• _Working data_
--------------------------------

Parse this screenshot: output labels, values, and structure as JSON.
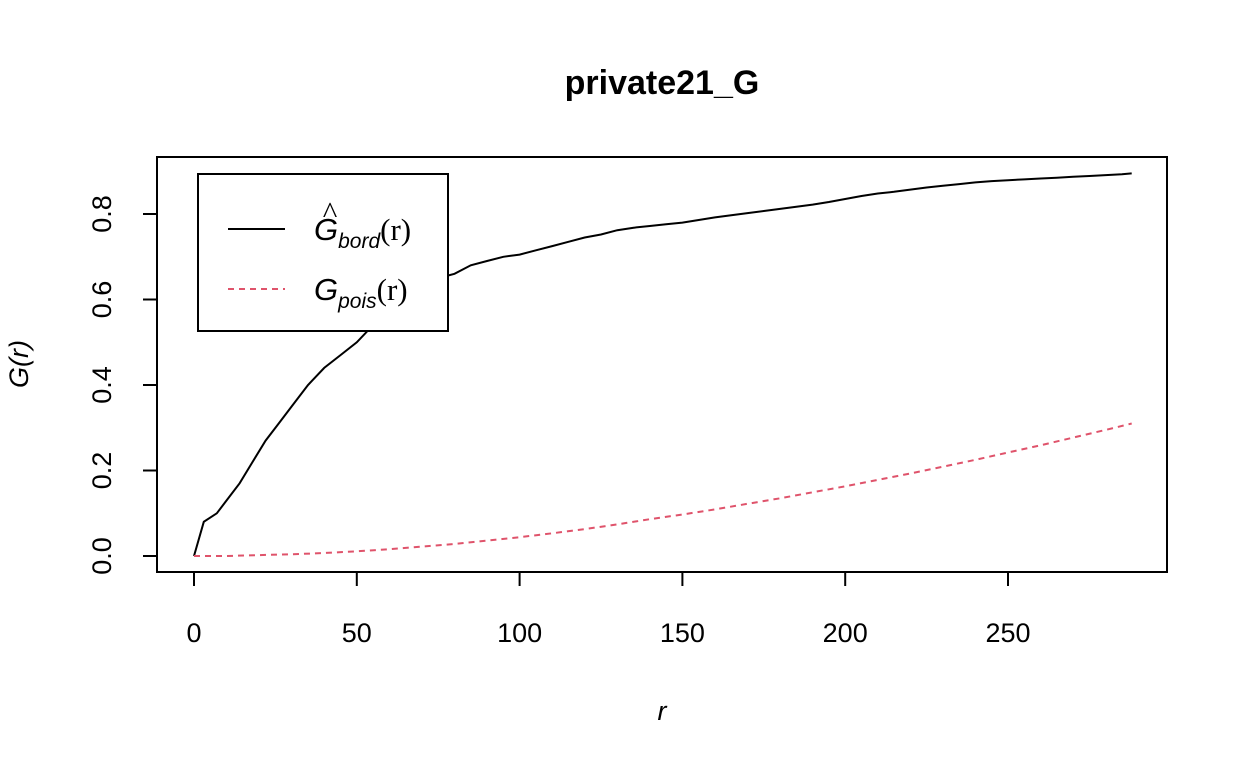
{
  "chart_data": {
    "type": "line",
    "title": "private21_G",
    "xlabel": "r",
    "ylabel": "G(r)",
    "xlim": [
      0,
      290
    ],
    "ylim": [
      0,
      0.9
    ],
    "x_ticks": [
      0,
      50,
      100,
      150,
      200,
      250
    ],
    "x_tick_labels": [
      "0",
      "50",
      "100",
      "150",
      "200",
      "250"
    ],
    "y_ticks": [
      0.0,
      0.2,
      0.4,
      0.6,
      0.8
    ],
    "y_tick_labels": [
      "0.0",
      "0.2",
      "0.4",
      "0.6",
      "0.8"
    ],
    "grid": false,
    "legend_position": "top-left",
    "series": [
      {
        "name": "Ĝbord(r)",
        "legend_main": "G",
        "legend_hat": "^",
        "legend_sub": "bord",
        "legend_arg": "(r)",
        "color": "#000000",
        "dash": "solid",
        "x": [
          0,
          3,
          7,
          10,
          14,
          18,
          22,
          26,
          30,
          35,
          40,
          45,
          50,
          55,
          60,
          65,
          70,
          75,
          80,
          85,
          90,
          95,
          100,
          105,
          110,
          115,
          120,
          125,
          130,
          135,
          140,
          145,
          150,
          155,
          160,
          165,
          170,
          175,
          180,
          185,
          190,
          195,
          200,
          205,
          210,
          215,
          220,
          225,
          230,
          235,
          240,
          245,
          250,
          255,
          260,
          265,
          270,
          275,
          280,
          285,
          288
        ],
        "y": [
          0.0,
          0.08,
          0.1,
          0.13,
          0.17,
          0.22,
          0.27,
          0.31,
          0.35,
          0.4,
          0.44,
          0.47,
          0.5,
          0.54,
          0.57,
          0.6,
          0.63,
          0.65,
          0.66,
          0.68,
          0.69,
          0.7,
          0.705,
          0.715,
          0.725,
          0.735,
          0.745,
          0.752,
          0.762,
          0.768,
          0.772,
          0.776,
          0.78,
          0.786,
          0.792,
          0.797,
          0.802,
          0.807,
          0.812,
          0.817,
          0.822,
          0.828,
          0.835,
          0.842,
          0.848,
          0.852,
          0.857,
          0.862,
          0.866,
          0.87,
          0.874,
          0.877,
          0.879,
          0.881,
          0.883,
          0.885,
          0.887,
          0.889,
          0.891,
          0.893,
          0.895
        ]
      },
      {
        "name": "Gpois(r)",
        "legend_main": "G",
        "legend_hat": "",
        "legend_sub": "pois",
        "legend_arg": "(r)",
        "color": "#df536b",
        "dash": "dashed",
        "x": [
          0,
          10,
          20,
          30,
          40,
          50,
          60,
          70,
          80,
          90,
          100,
          110,
          120,
          130,
          140,
          150,
          160,
          170,
          180,
          190,
          200,
          210,
          220,
          230,
          240,
          250,
          260,
          270,
          280,
          288
        ],
        "y": [
          0.0,
          0.0,
          0.002,
          0.004,
          0.007,
          0.011,
          0.016,
          0.022,
          0.028,
          0.036,
          0.044,
          0.053,
          0.063,
          0.074,
          0.086,
          0.097,
          0.109,
          0.122,
          0.135,
          0.149,
          0.163,
          0.178,
          0.193,
          0.209,
          0.225,
          0.242,
          0.259,
          0.277,
          0.295,
          0.31
        ]
      }
    ]
  }
}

--------------------------------

• _Requirements_
From the entries above, output every line exactly and omit any image.

• _Correct result_
Parse this screenshot: output labels, values, and structure as JSON.
{
  "chart_data": {
    "type": "line",
    "title": "private21_G",
    "xlabel": "r",
    "ylabel": "G(r)",
    "xlim": [
      0,
      290
    ],
    "ylim": [
      0,
      0.9
    ],
    "x_ticks": [
      0,
      50,
      100,
      150,
      200,
      250
    ],
    "x_tick_labels": [
      "0",
      "50",
      "100",
      "150",
      "200",
      "250"
    ],
    "y_ticks": [
      0.0,
      0.2,
      0.4,
      0.6,
      0.8
    ],
    "y_tick_labels": [
      "0.0",
      "0.2",
      "0.4",
      "0.6",
      "0.8"
    ],
    "grid": false,
    "legend_position": "top-left",
    "series": [
      {
        "name": "Ĝbord(r)",
        "legend_main": "G",
        "legend_hat": "^",
        "legend_sub": "bord",
        "legend_arg": "(r)",
        "color": "#000000",
        "dash": "solid",
        "x": [
          0,
          3,
          7,
          10,
          14,
          18,
          22,
          26,
          30,
          35,
          40,
          45,
          50,
          55,
          60,
          65,
          70,
          75,
          80,
          85,
          90,
          95,
          100,
          105,
          110,
          115,
          120,
          125,
          130,
          135,
          140,
          145,
          150,
          155,
          160,
          165,
          170,
          175,
          180,
          185,
          190,
          195,
          200,
          205,
          210,
          215,
          220,
          225,
          230,
          235,
          240,
          245,
          250,
          255,
          260,
          265,
          270,
          275,
          280,
          285,
          288
        ],
        "y": [
          0.0,
          0.08,
          0.1,
          0.13,
          0.17,
          0.22,
          0.27,
          0.31,
          0.35,
          0.4,
          0.44,
          0.47,
          0.5,
          0.54,
          0.57,
          0.6,
          0.63,
          0.65,
          0.66,
          0.68,
          0.69,
          0.7,
          0.705,
          0.715,
          0.725,
          0.735,
          0.745,
          0.752,
          0.762,
          0.768,
          0.772,
          0.776,
          0.78,
          0.786,
          0.792,
          0.797,
          0.802,
          0.807,
          0.812,
          0.817,
          0.822,
          0.828,
          0.835,
          0.842,
          0.848,
          0.852,
          0.857,
          0.862,
          0.866,
          0.87,
          0.874,
          0.877,
          0.879,
          0.881,
          0.883,
          0.885,
          0.887,
          0.889,
          0.891,
          0.893,
          0.895
        ]
      },
      {
        "name": "Gpois(r)",
        "legend_main": "G",
        "legend_hat": "",
        "legend_sub": "pois",
        "legend_arg": "(r)",
        "color": "#df536b",
        "dash": "dashed",
        "x": [
          0,
          10,
          20,
          30,
          40,
          50,
          60,
          70,
          80,
          90,
          100,
          110,
          120,
          130,
          140,
          150,
          160,
          170,
          180,
          190,
          200,
          210,
          220,
          230,
          240,
          250,
          260,
          270,
          280,
          288
        ],
        "y": [
          0.0,
          0.0,
          0.002,
          0.004,
          0.007,
          0.011,
          0.016,
          0.022,
          0.028,
          0.036,
          0.044,
          0.053,
          0.063,
          0.074,
          0.086,
          0.097,
          0.109,
          0.122,
          0.135,
          0.149,
          0.163,
          0.178,
          0.193,
          0.209,
          0.225,
          0.242,
          0.259,
          0.277,
          0.295,
          0.31
        ]
      }
    ]
  }
}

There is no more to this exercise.